• Instructions to follow:
Every line that contains the word "pavimento" should be copied.

* BEGIN Rows *

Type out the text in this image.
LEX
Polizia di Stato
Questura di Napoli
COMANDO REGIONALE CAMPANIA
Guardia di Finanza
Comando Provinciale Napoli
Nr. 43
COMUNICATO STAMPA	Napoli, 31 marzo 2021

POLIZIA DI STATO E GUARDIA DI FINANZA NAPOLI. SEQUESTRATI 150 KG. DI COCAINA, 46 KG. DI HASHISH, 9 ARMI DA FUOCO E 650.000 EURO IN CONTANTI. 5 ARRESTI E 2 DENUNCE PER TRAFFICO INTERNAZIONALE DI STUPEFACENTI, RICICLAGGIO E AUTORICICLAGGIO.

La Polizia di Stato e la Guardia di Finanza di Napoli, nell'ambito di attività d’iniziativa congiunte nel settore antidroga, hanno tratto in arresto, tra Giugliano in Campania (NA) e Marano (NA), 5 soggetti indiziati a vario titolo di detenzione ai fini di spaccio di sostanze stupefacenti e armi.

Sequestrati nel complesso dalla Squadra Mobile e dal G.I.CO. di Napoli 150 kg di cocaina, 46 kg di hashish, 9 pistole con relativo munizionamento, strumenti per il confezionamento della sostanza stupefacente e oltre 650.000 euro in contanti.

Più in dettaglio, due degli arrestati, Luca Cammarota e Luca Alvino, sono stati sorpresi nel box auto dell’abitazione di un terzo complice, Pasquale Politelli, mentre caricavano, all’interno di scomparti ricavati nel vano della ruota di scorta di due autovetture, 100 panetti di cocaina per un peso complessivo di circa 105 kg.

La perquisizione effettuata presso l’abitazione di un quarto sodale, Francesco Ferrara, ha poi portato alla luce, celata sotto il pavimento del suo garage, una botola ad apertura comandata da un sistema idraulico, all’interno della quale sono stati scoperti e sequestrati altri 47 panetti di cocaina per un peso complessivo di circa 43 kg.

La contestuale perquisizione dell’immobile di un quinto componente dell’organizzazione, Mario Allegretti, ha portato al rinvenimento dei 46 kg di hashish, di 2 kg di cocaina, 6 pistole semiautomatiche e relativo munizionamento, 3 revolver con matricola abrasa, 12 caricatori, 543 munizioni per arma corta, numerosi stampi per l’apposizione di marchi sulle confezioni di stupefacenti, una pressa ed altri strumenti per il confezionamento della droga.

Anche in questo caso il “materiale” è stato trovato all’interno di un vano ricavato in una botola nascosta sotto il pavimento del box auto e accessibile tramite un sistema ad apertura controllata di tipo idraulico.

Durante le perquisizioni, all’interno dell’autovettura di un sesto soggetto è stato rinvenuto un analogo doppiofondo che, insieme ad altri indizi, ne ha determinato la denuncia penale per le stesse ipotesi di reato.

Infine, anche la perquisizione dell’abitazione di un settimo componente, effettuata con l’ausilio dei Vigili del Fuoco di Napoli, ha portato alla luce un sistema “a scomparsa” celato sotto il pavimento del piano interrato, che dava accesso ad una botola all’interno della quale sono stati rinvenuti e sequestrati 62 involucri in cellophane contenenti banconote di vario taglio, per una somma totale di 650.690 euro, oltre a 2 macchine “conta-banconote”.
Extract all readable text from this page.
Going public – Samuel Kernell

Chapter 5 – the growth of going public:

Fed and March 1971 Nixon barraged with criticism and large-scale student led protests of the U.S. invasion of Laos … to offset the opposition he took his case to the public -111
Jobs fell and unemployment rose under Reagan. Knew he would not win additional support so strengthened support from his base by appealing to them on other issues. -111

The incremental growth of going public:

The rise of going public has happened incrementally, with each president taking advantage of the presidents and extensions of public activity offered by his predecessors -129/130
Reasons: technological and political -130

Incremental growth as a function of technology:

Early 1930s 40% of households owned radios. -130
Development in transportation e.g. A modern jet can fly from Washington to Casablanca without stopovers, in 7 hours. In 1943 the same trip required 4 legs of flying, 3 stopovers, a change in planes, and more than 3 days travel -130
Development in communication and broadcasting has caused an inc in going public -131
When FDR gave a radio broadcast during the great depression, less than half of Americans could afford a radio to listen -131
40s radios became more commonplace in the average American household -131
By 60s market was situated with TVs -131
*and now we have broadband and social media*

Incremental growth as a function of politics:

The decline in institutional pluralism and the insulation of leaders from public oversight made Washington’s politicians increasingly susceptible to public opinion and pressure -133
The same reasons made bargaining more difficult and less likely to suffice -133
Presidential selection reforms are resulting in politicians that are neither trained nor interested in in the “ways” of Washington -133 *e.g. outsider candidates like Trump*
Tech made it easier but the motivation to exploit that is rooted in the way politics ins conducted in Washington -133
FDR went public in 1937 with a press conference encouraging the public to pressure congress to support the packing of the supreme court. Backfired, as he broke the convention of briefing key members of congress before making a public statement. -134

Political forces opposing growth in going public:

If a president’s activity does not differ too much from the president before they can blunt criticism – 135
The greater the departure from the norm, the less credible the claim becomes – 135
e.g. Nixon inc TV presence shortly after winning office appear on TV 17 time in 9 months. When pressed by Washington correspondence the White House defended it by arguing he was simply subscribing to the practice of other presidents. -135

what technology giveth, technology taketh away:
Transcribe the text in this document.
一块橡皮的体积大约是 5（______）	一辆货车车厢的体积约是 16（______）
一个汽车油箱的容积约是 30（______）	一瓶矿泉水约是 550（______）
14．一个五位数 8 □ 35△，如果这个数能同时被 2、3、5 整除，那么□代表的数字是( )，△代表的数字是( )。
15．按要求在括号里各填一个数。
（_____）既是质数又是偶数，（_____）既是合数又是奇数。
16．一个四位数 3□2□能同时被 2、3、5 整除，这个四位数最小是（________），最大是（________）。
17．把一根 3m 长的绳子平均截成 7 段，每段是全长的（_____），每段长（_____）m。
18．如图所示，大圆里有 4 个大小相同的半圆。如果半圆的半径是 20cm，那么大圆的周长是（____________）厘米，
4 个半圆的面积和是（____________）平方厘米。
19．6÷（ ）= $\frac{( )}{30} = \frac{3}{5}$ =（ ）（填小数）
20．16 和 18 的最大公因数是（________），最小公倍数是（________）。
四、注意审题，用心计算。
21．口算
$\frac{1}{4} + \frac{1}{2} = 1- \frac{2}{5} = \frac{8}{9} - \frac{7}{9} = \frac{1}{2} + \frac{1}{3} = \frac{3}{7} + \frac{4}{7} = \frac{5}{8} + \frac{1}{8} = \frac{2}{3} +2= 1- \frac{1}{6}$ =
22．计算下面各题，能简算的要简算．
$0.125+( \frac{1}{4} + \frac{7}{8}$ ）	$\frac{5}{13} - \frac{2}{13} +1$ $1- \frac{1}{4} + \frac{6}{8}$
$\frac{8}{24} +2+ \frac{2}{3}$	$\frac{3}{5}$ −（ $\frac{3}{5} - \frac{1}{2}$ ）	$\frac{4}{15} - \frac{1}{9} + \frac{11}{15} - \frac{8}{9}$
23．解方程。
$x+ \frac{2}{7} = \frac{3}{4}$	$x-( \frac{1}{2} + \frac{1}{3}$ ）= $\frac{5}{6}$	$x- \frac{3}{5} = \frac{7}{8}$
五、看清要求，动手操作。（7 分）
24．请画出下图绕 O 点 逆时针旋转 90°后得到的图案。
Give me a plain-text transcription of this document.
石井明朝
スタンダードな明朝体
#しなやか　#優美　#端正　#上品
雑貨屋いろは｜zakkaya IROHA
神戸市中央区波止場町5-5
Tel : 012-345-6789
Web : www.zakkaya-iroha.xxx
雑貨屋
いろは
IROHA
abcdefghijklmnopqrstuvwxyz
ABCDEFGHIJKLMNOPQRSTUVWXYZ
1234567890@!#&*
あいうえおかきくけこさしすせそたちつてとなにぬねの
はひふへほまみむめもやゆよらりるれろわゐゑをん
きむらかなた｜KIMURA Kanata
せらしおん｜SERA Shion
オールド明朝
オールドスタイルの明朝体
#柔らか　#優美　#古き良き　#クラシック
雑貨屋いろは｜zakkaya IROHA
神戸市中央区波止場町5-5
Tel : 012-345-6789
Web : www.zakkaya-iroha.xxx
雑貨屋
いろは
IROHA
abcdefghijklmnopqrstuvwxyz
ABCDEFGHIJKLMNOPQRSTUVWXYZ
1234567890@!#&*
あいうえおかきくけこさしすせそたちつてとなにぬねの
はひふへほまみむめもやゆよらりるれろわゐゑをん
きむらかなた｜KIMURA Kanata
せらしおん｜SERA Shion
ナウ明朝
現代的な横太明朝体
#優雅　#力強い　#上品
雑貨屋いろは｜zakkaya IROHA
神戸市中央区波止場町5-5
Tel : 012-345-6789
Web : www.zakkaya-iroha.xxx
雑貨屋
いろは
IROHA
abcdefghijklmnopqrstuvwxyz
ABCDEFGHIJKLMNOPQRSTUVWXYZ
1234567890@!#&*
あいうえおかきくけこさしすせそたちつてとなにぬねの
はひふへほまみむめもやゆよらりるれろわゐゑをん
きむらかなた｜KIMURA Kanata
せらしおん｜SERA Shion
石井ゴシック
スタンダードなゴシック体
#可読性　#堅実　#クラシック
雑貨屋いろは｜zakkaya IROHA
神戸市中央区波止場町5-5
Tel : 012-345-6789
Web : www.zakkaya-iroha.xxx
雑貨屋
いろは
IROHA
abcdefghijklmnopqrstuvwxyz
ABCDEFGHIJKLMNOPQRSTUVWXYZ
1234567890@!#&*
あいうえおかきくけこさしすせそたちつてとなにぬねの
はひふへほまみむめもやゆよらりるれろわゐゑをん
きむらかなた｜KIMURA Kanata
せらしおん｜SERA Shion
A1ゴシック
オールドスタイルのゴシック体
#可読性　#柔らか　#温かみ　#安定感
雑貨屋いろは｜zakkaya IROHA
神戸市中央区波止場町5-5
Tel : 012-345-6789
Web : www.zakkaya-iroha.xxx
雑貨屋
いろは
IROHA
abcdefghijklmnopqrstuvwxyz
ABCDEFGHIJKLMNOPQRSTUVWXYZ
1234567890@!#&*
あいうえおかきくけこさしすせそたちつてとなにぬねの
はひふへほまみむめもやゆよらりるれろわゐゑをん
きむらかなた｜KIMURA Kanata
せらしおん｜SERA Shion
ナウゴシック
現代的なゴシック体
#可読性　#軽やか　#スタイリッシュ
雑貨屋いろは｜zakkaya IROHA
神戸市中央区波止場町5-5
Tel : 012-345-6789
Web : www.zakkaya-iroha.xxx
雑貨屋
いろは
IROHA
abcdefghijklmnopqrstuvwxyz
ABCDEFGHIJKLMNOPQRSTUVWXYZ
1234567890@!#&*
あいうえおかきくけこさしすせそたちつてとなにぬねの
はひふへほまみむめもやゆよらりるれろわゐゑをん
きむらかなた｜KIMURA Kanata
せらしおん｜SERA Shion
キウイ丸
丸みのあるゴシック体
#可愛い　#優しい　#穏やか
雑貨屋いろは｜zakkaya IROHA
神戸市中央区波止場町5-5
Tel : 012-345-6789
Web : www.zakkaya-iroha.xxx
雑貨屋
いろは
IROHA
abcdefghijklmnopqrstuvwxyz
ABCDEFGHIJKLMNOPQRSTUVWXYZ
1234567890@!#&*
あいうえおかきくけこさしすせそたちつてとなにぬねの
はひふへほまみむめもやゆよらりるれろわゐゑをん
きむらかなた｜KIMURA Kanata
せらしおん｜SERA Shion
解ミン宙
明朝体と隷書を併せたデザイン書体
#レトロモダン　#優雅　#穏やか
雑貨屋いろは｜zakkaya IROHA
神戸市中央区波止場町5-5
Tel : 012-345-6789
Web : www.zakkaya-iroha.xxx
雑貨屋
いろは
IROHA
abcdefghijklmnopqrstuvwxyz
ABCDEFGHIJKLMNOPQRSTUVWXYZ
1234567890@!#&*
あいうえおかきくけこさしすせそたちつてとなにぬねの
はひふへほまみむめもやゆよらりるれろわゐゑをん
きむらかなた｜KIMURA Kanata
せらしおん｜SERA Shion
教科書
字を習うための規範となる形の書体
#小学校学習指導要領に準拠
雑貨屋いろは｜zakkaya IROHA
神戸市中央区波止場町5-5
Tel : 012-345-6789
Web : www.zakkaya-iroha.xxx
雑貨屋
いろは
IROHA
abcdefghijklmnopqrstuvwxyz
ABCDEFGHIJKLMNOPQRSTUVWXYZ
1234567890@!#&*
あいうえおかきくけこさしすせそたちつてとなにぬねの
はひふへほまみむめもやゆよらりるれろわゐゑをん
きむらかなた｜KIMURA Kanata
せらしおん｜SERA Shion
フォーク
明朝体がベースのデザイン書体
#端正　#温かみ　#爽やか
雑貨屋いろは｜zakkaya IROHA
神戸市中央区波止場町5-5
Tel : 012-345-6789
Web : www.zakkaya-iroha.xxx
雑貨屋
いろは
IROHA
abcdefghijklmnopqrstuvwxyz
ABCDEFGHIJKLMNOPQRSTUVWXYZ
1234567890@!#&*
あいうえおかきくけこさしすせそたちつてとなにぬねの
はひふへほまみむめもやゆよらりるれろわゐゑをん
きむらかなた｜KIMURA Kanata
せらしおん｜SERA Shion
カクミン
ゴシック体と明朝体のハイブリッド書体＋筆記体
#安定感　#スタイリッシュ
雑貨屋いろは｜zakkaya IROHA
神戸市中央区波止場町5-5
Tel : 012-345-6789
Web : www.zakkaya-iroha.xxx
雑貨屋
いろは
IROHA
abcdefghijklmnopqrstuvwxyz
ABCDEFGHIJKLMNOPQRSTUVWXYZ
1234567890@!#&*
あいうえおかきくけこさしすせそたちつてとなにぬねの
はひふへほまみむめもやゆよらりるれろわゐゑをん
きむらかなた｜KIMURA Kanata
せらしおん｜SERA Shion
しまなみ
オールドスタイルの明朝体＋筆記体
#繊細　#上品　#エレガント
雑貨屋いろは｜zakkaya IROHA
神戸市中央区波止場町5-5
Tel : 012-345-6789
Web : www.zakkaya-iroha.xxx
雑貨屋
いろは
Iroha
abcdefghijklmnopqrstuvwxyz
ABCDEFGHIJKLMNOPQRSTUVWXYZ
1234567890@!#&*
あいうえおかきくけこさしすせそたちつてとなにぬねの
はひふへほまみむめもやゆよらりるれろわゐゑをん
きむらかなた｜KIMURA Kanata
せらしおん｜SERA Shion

* END Rows *

• Right answer:
La perquisizione effettuata presso l’abitazione di un quarto sodale, Francesco Ferrara, ha poi portato alla luce, celata sotto il pavimento del suo garage, una botola ad apertura comandata da un sistema idraulico, all’interno della quale sono stati scoperti e sequestrati altri 47 panetti di cocaina per un peso complessivo di circa 43 kg.
Anche in questo caso il “materiale” è stato trovato all’interno di un vano ricavato in una botola nascosta sotto il pavimento del box auto e accessibile tramite un sistema ad apertura controllata di tipo idraulico.
Infine, anche la perquisizione dell’abitazione di un settimo componente, effettuata con l’ausilio dei Vigili del Fuoco di Napoli, ha portato alla luce un sistema “a scomparsa” celato sotto il pavimento del piano interrato, che dava accesso ad una botola all’interno della quale sono stati rinvenuti e sequestrati 62 involucri in cellophane contenenti banconote di vario taglio, per una somma totale di 650.690 euro, oltre a 2 macchine “conta-banconote”.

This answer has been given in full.